[SELECTED PASSAGE]

---+---

Matthias Ruziwa HR Issues
“In principle, it is not open to the courts to rewrite a contract entered into between the parties or to excuse any of them from the consequences of the contract that they have freely and voluntarily accepted, even if they are shown to be onerous or oppressive.”

In this article, I will make an attempt to make both employers and employees understand what a contract of employment entails looking at express and implied terms and whether or not employment contracts can be varied.

A contract of employment is an agreement between an employer and employee which is legally binding. Regardless of the type, all employment contracts that I have come across do consist of a mixture of express and implied terms. Express terms are those which are actually stated in writing or given verbally and are not restricted to written employment contracts but can include a number of other documents e.g. a company policy document but must meet any minimum legal standards. On the other hand, there are terms which are implied into contracts which may be due to works council agreements, collective bargaining agreements or by assumption that the term seems to have been agreed over a period of time, e.g. a duty of mutual trust and confidence between the employer and employee and the employer’s duty to provide a safe workplace.

It is very important for terms and conditions of employment to be clearly spelt out between the parties to a contract of employment in writing. Failure to do so brings a lot of uncertainty and most of the disputes that I have dealt with between employers and employees do relate to unclear terms. An employment contract is a creature that is governed by contract law. Section 12 of the Zimbabwe Labour Act Cap 28:01; clearly sets out the elements of what a contract of employment should contain as follows;

(1) Every person who is employed by or working for any other person and receiving or entitled to receive any remuneration in respect of such employment or work shall be deemed to be under a contract of employment with that other person, whether such contract is reduced to writing or not.

(2) An employer shall, upon engagement of an employee, inform the employee in writing of the following particulars:

(a) the name and address of the employer;

(b) the period of time, if limited, for which the employee is engaged;

(c) the terms of probation, if any;

(d) the terms of any employment code;

(e) particulars of the employee’s remuneration, its manner of calculation and the intervals at which it will be paid;

(f) particulars of the benefits receivable in the event of sickness or pregnancy;

(g) hours of work;

(h) particulars of any bonus or incentive production scheme;

(i) particulars of vacation leave and vacation pay;

(j) particulars of any other benefits provided under the contract of employment.

Once a contract of employment is signed by the parties, it becomes legally binding. For example, in Kundai Magodora and Others v Care International Zimbabwe SC 24/14, the Supreme Court held that: “In principle, it is not open to the courts to rewrite a contract entered into between the parties or to excuse any of them from the consequences of the contract that they have freely and voluntarily accepted, even if they are shown to be onerous or oppressive.” This remark was made after the court found that the opening paragraph of each of the contracts for applicants stated that “This contract shall in no way whatsoever lead to a legitimate expectation of further employment beyond the contract’s date of termination.”

Can an employment contract be varied?

There is a principle of law to the effect that employment conditions do not remain static. Contracts of employment will respond to the changes in the fortunes of business. Chirasasa v Nhamo N.O. & Anor 2003(2) ZLR 206(S) at 220B-C. If parties do appreciate why there is need for the changes and freely act in accordance with demands, there can be no scope for a court to interfere with their conduct. What’s important is for parties to consult each other and then agree on the changes. Most companies are severely affected by economic challenges and as a result, it is more likely that contracts of employment are to be altered to respond to changes in the fortunes of business.

---+---

[EXCERPTED DATA]
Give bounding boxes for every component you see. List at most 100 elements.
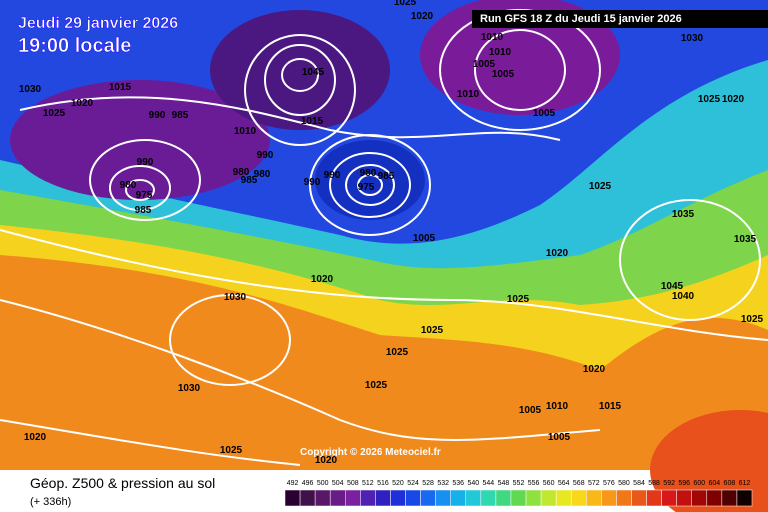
legend-label: 516 — [377, 480, 389, 487]
isobar-label: 1025 — [741, 314, 764, 325]
legend-swatch — [480, 489, 497, 507]
footer-lead: (+ 336h) — [30, 496, 71, 508]
isobar-label: 1030 — [19, 84, 42, 95]
legend-swatch — [586, 489, 602, 507]
isobar-label: 1020 — [411, 11, 434, 22]
legend-label: 608 — [724, 480, 736, 487]
isobar-label: 990 — [149, 110, 166, 121]
legend-swatch — [646, 489, 662, 507]
isobar-label: 985 — [378, 171, 395, 182]
legend-swatch — [570, 489, 587, 507]
legend-swatch — [375, 489, 391, 507]
legend-label: 572 — [588, 480, 600, 487]
isobar-label: 1035 — [672, 209, 695, 220]
isobar-label: 1005 — [492, 69, 515, 80]
legend-label: 560 — [543, 480, 555, 487]
legend-label: 596 — [678, 480, 690, 487]
isobar-label: 1005 — [473, 59, 496, 70]
isobar-label: 1045 — [661, 281, 684, 292]
legend-label: 584 — [633, 480, 645, 487]
legend-label: 504 — [332, 480, 344, 487]
legend-label: 532 — [437, 480, 449, 487]
isobar-label: 1010 — [234, 126, 257, 137]
legend-swatch — [721, 489, 738, 507]
legend-label: 540 — [467, 480, 479, 487]
isobar-label: 1010 — [489, 47, 512, 58]
isobar-label: 1025 — [589, 181, 612, 192]
legend-label: 604 — [708, 480, 720, 487]
legend-label: 564 — [558, 480, 570, 487]
valid-date: Jeudi 29 janvier 2026 — [18, 15, 178, 32]
isobar-label: 1020 — [311, 274, 334, 285]
isobar-label: 1015 — [301, 116, 324, 127]
isobar-label: 980 — [120, 180, 137, 191]
legend-swatch — [405, 489, 421, 507]
legend-swatch — [435, 489, 451, 507]
legend-label: 548 — [498, 480, 510, 487]
legend-swatch — [450, 489, 467, 507]
legend-swatch — [525, 489, 542, 507]
isobar-label: 1025 — [421, 325, 444, 336]
legend-swatch — [631, 489, 647, 507]
isobar-label: 1020 — [24, 432, 47, 443]
legend-label: 612 — [739, 480, 751, 487]
footer-title: Géop. Z500 & pression au sol — [30, 475, 215, 491]
legend-swatch — [661, 489, 677, 507]
isobar-label: 990 — [304, 177, 321, 188]
isobar-label: 1025 — [365, 380, 388, 391]
isobar-label: 975 — [136, 190, 153, 201]
isobar-label: 985 — [135, 205, 152, 216]
legend-label: 568 — [573, 480, 585, 487]
isobar-label: 990 — [137, 157, 154, 168]
isobar-label: 1025 — [394, 0, 417, 8]
isobar-label: 1015 — [109, 82, 132, 93]
isobar-label: 1015 — [599, 401, 622, 412]
isobar-label: 1030 — [178, 383, 201, 394]
copyright: Copyright © 2026 Meteociel.fr — [300, 447, 441, 458]
isobar-label: 1020 — [722, 94, 745, 105]
legend-label: 508 — [347, 480, 359, 487]
field — [210, 10, 390, 130]
legend-label: 576 — [603, 480, 615, 487]
isobar-label: 1005 — [519, 405, 542, 416]
legend-swatch — [736, 489, 753, 507]
legend-label: 528 — [422, 480, 434, 487]
legend-label: 600 — [693, 480, 705, 487]
isobar-label: 980 — [360, 168, 377, 179]
isobar-label: 980 — [233, 167, 250, 178]
isobar-label: 1045 — [302, 67, 325, 78]
isobar-label: 1025 — [698, 94, 721, 105]
legend-swatch — [329, 489, 346, 507]
isobar-label: 1025 — [220, 445, 243, 456]
isobar-label: 1005 — [548, 432, 571, 443]
isobar-label: 1005 — [533, 108, 556, 119]
legend-label: 492 — [287, 480, 299, 487]
isobar-label: 990 — [257, 150, 274, 161]
legend-swatch — [314, 489, 331, 507]
run-info: Run GFS 18 Z du Jeudi 15 janvier 2026 — [480, 13, 682, 25]
legend-label: 592 — [663, 480, 675, 487]
legend-label: 580 — [618, 480, 630, 487]
isobar-label: 1010 — [457, 89, 480, 100]
legend-label: 552 — [513, 480, 525, 487]
field — [420, 0, 620, 115]
isobar-label: 1010 — [546, 401, 569, 412]
isobar-label: 1030 — [681, 33, 704, 44]
isobar-label: 1025 — [386, 347, 409, 358]
isobar-label: 1030 — [224, 292, 247, 303]
run-box — [472, 10, 768, 28]
legend-label: 536 — [452, 480, 464, 487]
isobar-label: 1020 — [315, 455, 338, 466]
legend-label: 588 — [648, 480, 660, 487]
legend-swatch — [360, 489, 376, 507]
legend-swatch — [465, 489, 482, 507]
valid-time: 19:00 locale — [18, 35, 131, 57]
legend-label: 524 — [407, 480, 419, 487]
legend-label: 496 — [302, 480, 314, 487]
field — [650, 410, 768, 512]
legend-swatch — [616, 489, 632, 507]
legend-swatch — [540, 489, 557, 507]
legend-swatch — [284, 489, 301, 507]
isobar-label: 985 — [172, 110, 189, 121]
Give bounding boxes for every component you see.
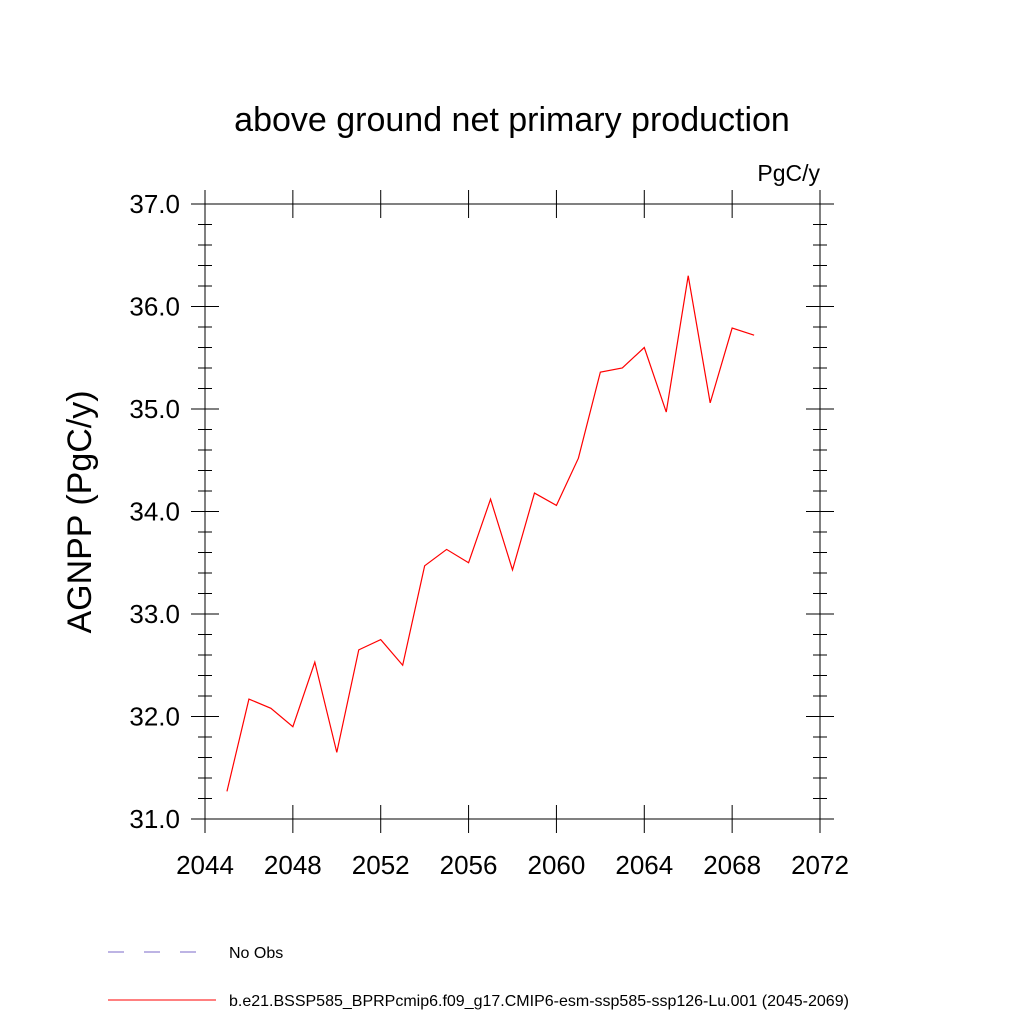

---+---

[INSTRUCTION]
Quote the employment contract article word for word from "(g) hours of" to "contract of employment.". The items have no connection to the employment contract article.

[EXERCISE RESULT]
(g) hours of work;

(h) particulars of any bonus or incentive production scheme;

(i) particulars of vacation leave and vacation pay;

(j) particulars of any other benefits provided under the contract of employment.